[Аннотации элементов страницы]
------
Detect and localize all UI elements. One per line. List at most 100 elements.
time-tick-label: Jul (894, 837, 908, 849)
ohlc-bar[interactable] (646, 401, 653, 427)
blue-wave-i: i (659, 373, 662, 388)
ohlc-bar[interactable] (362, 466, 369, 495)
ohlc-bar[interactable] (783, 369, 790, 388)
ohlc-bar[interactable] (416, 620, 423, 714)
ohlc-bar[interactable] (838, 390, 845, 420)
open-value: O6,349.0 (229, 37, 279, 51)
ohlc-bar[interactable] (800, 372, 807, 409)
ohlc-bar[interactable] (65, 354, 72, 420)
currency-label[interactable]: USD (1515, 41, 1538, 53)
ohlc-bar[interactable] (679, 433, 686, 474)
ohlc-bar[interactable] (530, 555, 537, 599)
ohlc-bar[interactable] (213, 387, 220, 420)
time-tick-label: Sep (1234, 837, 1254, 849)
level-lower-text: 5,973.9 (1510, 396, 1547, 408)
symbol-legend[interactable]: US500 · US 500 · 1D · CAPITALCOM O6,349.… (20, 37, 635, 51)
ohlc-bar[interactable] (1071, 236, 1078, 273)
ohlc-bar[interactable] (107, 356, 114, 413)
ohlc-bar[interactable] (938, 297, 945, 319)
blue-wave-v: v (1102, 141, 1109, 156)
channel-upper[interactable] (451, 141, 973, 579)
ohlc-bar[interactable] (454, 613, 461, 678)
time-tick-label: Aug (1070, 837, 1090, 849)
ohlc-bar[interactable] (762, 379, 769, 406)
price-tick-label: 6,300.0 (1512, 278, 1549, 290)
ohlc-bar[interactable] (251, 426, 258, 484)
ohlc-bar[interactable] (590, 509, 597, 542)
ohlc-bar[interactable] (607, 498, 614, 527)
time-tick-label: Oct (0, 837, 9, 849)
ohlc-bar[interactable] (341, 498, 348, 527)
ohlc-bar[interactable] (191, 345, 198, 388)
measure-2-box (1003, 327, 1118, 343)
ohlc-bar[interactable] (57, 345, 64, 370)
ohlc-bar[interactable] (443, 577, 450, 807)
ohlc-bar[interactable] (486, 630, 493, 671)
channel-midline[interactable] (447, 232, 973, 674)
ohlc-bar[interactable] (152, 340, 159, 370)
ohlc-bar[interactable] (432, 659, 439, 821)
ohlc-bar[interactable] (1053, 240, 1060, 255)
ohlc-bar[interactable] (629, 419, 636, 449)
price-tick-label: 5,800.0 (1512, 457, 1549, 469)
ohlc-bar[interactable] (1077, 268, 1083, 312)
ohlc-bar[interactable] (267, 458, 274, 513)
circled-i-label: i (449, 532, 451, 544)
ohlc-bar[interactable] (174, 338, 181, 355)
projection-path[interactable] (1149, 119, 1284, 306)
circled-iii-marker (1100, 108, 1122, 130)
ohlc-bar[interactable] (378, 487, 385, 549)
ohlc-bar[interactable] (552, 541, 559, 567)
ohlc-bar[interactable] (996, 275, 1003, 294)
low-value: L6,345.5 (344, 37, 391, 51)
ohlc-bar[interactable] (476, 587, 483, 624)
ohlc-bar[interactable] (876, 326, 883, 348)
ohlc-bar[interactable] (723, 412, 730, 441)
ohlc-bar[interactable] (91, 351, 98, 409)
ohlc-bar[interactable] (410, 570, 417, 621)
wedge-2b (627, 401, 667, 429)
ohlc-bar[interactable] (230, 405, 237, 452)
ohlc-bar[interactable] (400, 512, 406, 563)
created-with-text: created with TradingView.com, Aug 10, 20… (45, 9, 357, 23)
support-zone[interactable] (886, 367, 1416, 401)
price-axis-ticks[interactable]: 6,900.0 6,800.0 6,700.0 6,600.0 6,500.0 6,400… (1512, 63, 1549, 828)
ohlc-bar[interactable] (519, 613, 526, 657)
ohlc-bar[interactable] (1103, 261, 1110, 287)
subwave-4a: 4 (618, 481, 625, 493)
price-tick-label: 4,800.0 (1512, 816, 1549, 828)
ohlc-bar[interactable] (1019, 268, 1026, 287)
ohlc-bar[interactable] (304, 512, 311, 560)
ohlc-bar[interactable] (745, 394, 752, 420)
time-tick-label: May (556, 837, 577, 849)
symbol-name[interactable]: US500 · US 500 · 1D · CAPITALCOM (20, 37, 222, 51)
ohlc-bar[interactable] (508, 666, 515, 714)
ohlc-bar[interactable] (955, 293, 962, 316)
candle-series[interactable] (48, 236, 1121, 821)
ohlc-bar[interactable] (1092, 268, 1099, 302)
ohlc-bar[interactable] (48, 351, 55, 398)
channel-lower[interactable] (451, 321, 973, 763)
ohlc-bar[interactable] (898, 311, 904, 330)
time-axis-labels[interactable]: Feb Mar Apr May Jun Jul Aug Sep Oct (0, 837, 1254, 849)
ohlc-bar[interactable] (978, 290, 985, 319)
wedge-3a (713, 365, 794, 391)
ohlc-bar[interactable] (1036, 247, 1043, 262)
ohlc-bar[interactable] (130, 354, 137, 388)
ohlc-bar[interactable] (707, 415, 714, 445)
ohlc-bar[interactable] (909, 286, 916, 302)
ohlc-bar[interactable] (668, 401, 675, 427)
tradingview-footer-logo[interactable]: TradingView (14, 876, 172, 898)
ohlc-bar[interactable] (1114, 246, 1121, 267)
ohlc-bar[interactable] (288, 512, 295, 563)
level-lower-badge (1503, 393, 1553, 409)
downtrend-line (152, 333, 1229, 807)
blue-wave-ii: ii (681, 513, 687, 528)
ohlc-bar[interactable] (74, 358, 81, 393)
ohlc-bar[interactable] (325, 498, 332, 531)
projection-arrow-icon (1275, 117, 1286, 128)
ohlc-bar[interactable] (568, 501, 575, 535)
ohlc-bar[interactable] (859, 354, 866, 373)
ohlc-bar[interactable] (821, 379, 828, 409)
------
**ЦЕЛЬ УПРАЖНЕНИЯ:** Перепишите все строки материала в виде нумерованного списка, пропустив пустые строки.

**РЕЗУЛЬТАТ ЗАДАНИЯ:**
1. Detect and localize all UI elements. One per line. List at most 100 elements.
2. time-tick-label: Jul (894, 837, 908, 849)
3. ohlc-bar[interactable] (646, 401, 653, 427)
4. blue-wave-i: i (659, 373, 662, 388)
5. ohlc-bar[interactable] (362, 466, 369, 495)
6. ohlc-bar[interactable] (783, 369, 790, 388)
7. ohlc-bar[interactable] (416, 620, 423, 714)
8. ohlc-bar[interactable] (838, 390, 845, 420)
9. open-value: O6,349.0 (229, 37, 279, 51)
10. ohlc-bar[interactable] (800, 372, 807, 409)
11. ohlc-bar[interactable] (65, 354, 72, 420)
12. currency-label[interactable]: USD (1515, 41, 1538, 53)
13. ohlc-bar[interactable] (679, 433, 686, 474)
14. ohlc-bar[interactable] (530, 555, 537, 599)
15. ohlc-bar[interactable] (213, 387, 220, 420)
16. time-tick-label: Sep (1234, 837, 1254, 849)
17. level-lower-text: 5,973.9 (1510, 396, 1547, 408)
18. symbol-legend[interactable]: US500 · US 500 · 1D · CAPITALCOM O6,349.… (20, 37, 635, 51)
19. ohlc-bar[interactable] (1071, 236, 1078, 273)
20. ohlc-bar[interactable] (107, 356, 114, 413)
21. ohlc-bar[interactable] (938, 297, 945, 319)
22. blue-wave-v: v (1102, 141, 1109, 156)
23. channel-upper[interactable] (451, 141, 973, 579)
24. ohlc-bar[interactable] (454, 613, 461, 678)
25. time-tick-label: Aug (1070, 837, 1090, 849)
26. ohlc-bar[interactable] (762, 379, 769, 406)
27. price-tick-label: 6,300.0 (1512, 278, 1549, 290)
28. ohlc-bar[interactable] (251, 426, 258, 484)
29. ohlc-bar[interactable] (590, 509, 597, 542)
30. ohlc-bar[interactable] (607, 498, 614, 527)
31. time-tick-label: Oct (0, 837, 9, 849)
32. ohlc-bar[interactable] (341, 498, 348, 527)
33. ohlc-bar[interactable] (191, 345, 198, 388)
34. measure-2-box (1003, 327, 1118, 343)
35. ohlc-bar[interactable] (57, 345, 64, 370)
36. ohlc-bar[interactable] (443, 577, 450, 807)
37. ohlc-bar[interactable] (486, 630, 493, 671)
38. channel-midline[interactable] (447, 232, 973, 674)
39. ohlc-bar[interactable] (152, 340, 159, 370)
40. ohlc-bar[interactable] (432, 659, 439, 821)
41. ohlc-bar[interactable] (1053, 240, 1060, 255)
42. ohlc-bar[interactable] (629, 419, 636, 449)
43. price-tick-label: 5,800.0 (1512, 457, 1549, 469)
44. ohlc-bar[interactable] (1077, 268, 1083, 312)
45. ohlc-bar[interactable] (267, 458, 274, 513)
46. circled-i-label: i (449, 532, 451, 544)
47. ohlc-bar[interactable] (174, 338, 181, 355)
48. projection-path[interactable] (1149, 119, 1284, 306)
49. circled-iii-marker (1100, 108, 1122, 130)
50. ohlc-bar[interactable] (378, 487, 385, 549)
51. ohlc-bar[interactable] (552, 541, 559, 567)
52. ohlc-bar[interactable] (996, 275, 1003, 294)
53. low-value: L6,345.5 (344, 37, 391, 51)
54. ohlc-bar[interactable] (476, 587, 483, 624)
55. ohlc-bar[interactable] (876, 326, 883, 348)
56. ohlc-bar[interactable] (723, 412, 730, 441)
57. ohlc-bar[interactable] (91, 351, 98, 409)
58. ohlc-bar[interactable] (410, 570, 417, 621)
59. wedge-2b (627, 401, 667, 429)
60. ohlc-bar[interactable] (230, 405, 237, 452)
61. ohlc-bar[interactable] (400, 512, 406, 563)
62. created-with-text: created with TradingView.com, Aug 10, 20… (45, 9, 357, 23)
63. support-zone[interactable] (886, 367, 1416, 401)
64. price-axis-ticks[interactable]: 6,900.0 6,800.0 6,700.0 6,600.0 6,500.0 6,400… (1512, 63, 1549, 828)
65. ohlc-bar[interactable] (519, 613, 526, 657)
66. ohlc-bar[interactable] (1103, 261, 1110, 287)
67. subwave-4a: 4 (618, 481, 625, 493)
68. price-tick-label: 4,800.0 (1512, 816, 1549, 828)
69. ohlc-bar[interactable] (1019, 268, 1026, 287)
70. ohlc-bar[interactable] (304, 512, 311, 560)
71. ohlc-bar[interactable] (745, 394, 752, 420)
72. time-tick-label: May (556, 837, 577, 849)
73. symbol-name[interactable]: US500 · US 500 · 1D · CAPITALCOM (20, 37, 222, 51)
74. ohlc-bar[interactable] (508, 666, 515, 714)
75. ohlc-bar[interactable] (955, 293, 962, 316)
76. candle-series[interactable] (48, 236, 1121, 821)
77. ohlc-bar[interactable] (1092, 268, 1099, 302)
78. ohlc-bar[interactable] (48, 351, 55, 398)
79. channel-lower[interactable] (451, 321, 973, 763)
80. ohlc-bar[interactable] (898, 311, 904, 330)
81. time-axis-labels[interactable]: Feb Mar Apr May Jun Jul Aug Sep Oct (0, 837, 1254, 849)
82. ohlc-bar[interactable] (978, 290, 985, 319)
83. wedge-3a (713, 365, 794, 391)
84. ohlc-bar[interactable] (1036, 247, 1043, 262)
85. ohlc-bar[interactable] (130, 354, 137, 388)
86. ohlc-bar[interactable] (707, 415, 714, 445)
87. ohlc-bar[interactable] (909, 286, 916, 302)
88. ohlc-bar[interactable] (668, 401, 675, 427)
89. tradingview-footer-logo[interactable]: TradingView (14, 876, 172, 898)
90. ohlc-bar[interactable] (1114, 246, 1121, 267)
91. ohlc-bar[interactable] (288, 512, 295, 563)
92. level-lower-badge (1503, 393, 1553, 409)
93. downtrend-line (152, 333, 1229, 807)
94. blue-wave-ii: ii (681, 513, 687, 528)
95. ohlc-bar[interactable] (74, 358, 81, 393)
96. ohlc-bar[interactable] (325, 498, 332, 531)
97. projection-arrow-icon (1275, 117, 1286, 128)
98. ohlc-bar[interactable] (568, 501, 575, 535)
99. ohlc-bar[interactable] (859, 354, 866, 373)
100. ohlc-bar[interactable] (821, 379, 828, 409)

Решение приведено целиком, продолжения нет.